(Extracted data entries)

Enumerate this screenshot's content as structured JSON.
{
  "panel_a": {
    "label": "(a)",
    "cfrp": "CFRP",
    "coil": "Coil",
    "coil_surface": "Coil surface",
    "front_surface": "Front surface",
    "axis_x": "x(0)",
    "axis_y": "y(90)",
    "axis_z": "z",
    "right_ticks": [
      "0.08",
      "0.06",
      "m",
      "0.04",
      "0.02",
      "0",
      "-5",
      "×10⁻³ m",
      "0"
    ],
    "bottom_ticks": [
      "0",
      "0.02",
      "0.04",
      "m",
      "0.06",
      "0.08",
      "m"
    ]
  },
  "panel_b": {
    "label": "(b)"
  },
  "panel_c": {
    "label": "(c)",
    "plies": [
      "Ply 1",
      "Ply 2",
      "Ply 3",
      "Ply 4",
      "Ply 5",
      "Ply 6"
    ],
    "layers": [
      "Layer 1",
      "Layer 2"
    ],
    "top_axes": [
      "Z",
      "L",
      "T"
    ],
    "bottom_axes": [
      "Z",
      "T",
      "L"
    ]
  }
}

WHAT IS EXPECTED:
Transcribe the material above in its entirety. Match it exactly.

ANSWER TO THIS PROBLEM:
Enumerate this screenshot's content as structured JSON.
{
  "panel_a": {
    "label": "(a)",
    "cfrp": "CFRP",
    "coil": "Coil",
    "coil_surface": "Coil surface",
    "front_surface": "Front surface",
    "axis_x": "x(0)",
    "axis_y": "y(90)",
    "axis_z": "z",
    "right_ticks": [
      "0.08",
      "0.06",
      "m",
      "0.04",
      "0.02",
      "0",
      "-5",
      "×10⁻³ m",
      "0"
    ],
    "bottom_ticks": [
      "0",
      "0.02",
      "0.04",
      "m",
      "0.06",
      "0.08",
      "m"
    ]
  },
  "panel_b": {
    "label": "(b)"
  },
  "panel_c": {
    "label": "(c)",
    "plies": [
      "Ply 1",
      "Ply 2",
      "Ply 3",
      "Ply 4",
      "Ply 5",
      "Ply 6"
    ],
    "layers": [
      "Layer 1",
      "Layer 2"
    ],
    "top_axes": [
      "Z",
      "L",
      "T"
    ],
    "bottom_axes": [
      "Z",
      "T",
      "L"
    ]
  }
}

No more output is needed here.